> ASSIGNMENT: List every publication that the passage below on the reception of Homophobia: A History names as having reviewed the book.

> PASSAGE:
Segment Open

Fone documents the decriminalization and growing tolerance of sodomy in Europe during the Enlightenment, and how England in particular changed its censure of sodomy to oblique condemnation. He shares the scientific and medical fields' efforts to classify people's sexuality using physiognomy and phrenology starting in the 1800s. Supposed tells for a man being gay included whether a man could whistle, whether his favorite color was green or mauve, and if he smoked femininely. Homophobia then documents how the concept of homosexuality grew to prominence in the 1900s, along with the idea that it was a medical issue and a threat to armies and governments, especially in the United States with the McCarthy trials.

Fone focuses on the United States in his examination of the 1900s. He documents the growth of the gay rights movement, including the Mattachine Society, as a response to prior oppression.

The book mentions that homophobia is linked to sexism and racism, but does not go into detail. It also mainly focuses on attitudes toward male homosexuality, spending very little time on societal treatment of female homosexuality.

==Reception==
Reviewers praised the book as an important general-interest introduction to a marginalized topic, while critiquing various organizational and theoretical choices made in the book. Kirkus Reviews described it as a "readable and provocative history for both nonacademics and scholars."

Several reviewers hoped the book would increase understanding of homophobia and thus help mitigate it, with Laurent Cartayrade writing for The Washington Post that he hoped the book would help reduce homophobia, if only people with unconscious homophobic attitudes would read it.

Some reviewers were impressed by Fone's textual analysis of the Bible and his conclusion that the story of Sodom and Gomorrah had been reinterpreted to justify homophobia due to a contested reading of the word yadha.

Some reviewers wished Fone had written about women and intersectionality more in the book. In a later interview, Fone stated that documentation of women in history "doesn't exist" because history was primarily written by men, about men, and additionally, men may have struggled to imagine lesbianism. Rebecca Whisnant, in a letter to the editor following the book's Salon review, put more blame on the Salon reviewer: "I've heard of lesbian invisibility, but this is ridiculous. Michael Alvear has managed to write an entire review of a book about homosexuality and homophobia without once mentioning love between women, let alone the ways in which it has been denied, erased, and punished throughout history."

Several reviews wished Fone would have organized the writing better: it largely followed a chronological sequence of events, but sometimes jumped ahead by theme. Kirkus Reviews suggested it should be reorganized thematically, while Michael Alvear, writing for Salon, wanted him to stick to a more rigid chronology. Publishers Weekly wished he would have interrogated the social and political nature of homophobia more.

The Salon review of Homophobia: A History was classified under the topic of "Sex," which Fone contested in a letter to the editor. Fone explained that he saw this as an instance of how homophobic attitudes minimize gay people and literature as just concerning sex.

Segment Closed

Collected data entries:
Segment Open

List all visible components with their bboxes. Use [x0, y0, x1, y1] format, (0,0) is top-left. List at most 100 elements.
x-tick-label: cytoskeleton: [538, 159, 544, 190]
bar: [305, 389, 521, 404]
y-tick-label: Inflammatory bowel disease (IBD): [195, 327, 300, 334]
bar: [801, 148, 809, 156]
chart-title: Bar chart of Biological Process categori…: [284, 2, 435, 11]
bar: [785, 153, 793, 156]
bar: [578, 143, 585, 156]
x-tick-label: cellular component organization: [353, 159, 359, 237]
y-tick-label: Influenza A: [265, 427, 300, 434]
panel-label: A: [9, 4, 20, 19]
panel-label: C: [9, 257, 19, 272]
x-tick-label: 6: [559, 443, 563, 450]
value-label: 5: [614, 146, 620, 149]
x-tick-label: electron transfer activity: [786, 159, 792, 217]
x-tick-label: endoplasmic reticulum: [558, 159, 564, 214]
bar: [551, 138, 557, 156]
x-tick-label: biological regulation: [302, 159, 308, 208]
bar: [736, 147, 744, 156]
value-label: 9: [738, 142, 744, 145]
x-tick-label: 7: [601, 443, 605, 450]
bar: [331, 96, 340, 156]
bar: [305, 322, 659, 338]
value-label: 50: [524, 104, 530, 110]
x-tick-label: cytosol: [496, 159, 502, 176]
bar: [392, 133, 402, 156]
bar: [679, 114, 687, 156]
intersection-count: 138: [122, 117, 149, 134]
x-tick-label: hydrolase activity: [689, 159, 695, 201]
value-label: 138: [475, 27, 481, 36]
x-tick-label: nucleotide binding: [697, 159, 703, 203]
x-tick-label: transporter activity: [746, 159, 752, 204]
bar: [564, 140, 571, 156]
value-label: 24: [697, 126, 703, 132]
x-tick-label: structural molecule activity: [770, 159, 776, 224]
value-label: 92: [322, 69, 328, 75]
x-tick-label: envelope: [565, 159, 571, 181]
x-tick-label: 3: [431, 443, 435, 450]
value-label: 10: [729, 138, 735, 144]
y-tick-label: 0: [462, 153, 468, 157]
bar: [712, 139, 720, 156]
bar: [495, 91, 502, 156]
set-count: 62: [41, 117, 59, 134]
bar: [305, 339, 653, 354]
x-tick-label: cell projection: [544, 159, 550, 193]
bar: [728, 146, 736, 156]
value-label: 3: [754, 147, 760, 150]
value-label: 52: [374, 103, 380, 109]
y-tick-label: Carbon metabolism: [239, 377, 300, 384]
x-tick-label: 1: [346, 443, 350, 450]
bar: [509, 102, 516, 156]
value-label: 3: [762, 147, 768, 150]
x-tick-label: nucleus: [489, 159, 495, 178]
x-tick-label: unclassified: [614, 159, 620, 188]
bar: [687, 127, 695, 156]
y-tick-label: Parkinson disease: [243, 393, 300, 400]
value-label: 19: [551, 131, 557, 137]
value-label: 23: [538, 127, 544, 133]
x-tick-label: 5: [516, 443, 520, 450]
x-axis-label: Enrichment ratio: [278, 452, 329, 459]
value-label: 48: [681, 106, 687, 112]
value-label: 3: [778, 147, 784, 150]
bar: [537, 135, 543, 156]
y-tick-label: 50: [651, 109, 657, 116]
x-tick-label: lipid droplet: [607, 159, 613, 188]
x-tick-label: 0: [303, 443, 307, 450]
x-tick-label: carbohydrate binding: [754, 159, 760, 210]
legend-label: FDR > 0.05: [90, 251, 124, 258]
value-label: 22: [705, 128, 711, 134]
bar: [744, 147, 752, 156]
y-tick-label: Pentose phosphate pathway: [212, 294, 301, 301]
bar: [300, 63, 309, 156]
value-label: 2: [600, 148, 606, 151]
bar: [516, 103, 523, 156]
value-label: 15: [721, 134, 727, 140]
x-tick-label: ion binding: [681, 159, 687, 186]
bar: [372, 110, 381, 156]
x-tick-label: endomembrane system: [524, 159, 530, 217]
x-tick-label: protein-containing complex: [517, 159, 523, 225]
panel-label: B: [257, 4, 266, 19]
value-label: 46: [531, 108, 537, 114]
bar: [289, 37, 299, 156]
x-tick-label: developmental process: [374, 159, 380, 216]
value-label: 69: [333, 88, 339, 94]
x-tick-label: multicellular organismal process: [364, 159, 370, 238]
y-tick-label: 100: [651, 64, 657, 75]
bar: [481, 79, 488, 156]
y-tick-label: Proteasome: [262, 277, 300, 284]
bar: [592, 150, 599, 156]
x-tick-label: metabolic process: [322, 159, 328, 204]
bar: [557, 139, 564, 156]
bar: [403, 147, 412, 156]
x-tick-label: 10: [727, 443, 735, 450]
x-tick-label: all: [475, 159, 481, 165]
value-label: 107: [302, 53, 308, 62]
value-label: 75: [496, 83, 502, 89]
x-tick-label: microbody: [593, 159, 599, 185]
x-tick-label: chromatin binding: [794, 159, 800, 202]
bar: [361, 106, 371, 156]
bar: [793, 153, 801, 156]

Segment Closed

> EXERCISE OUTPUT:
- Kirkus Reviews
- The Washington Post
- Salon
- Publishers Weekly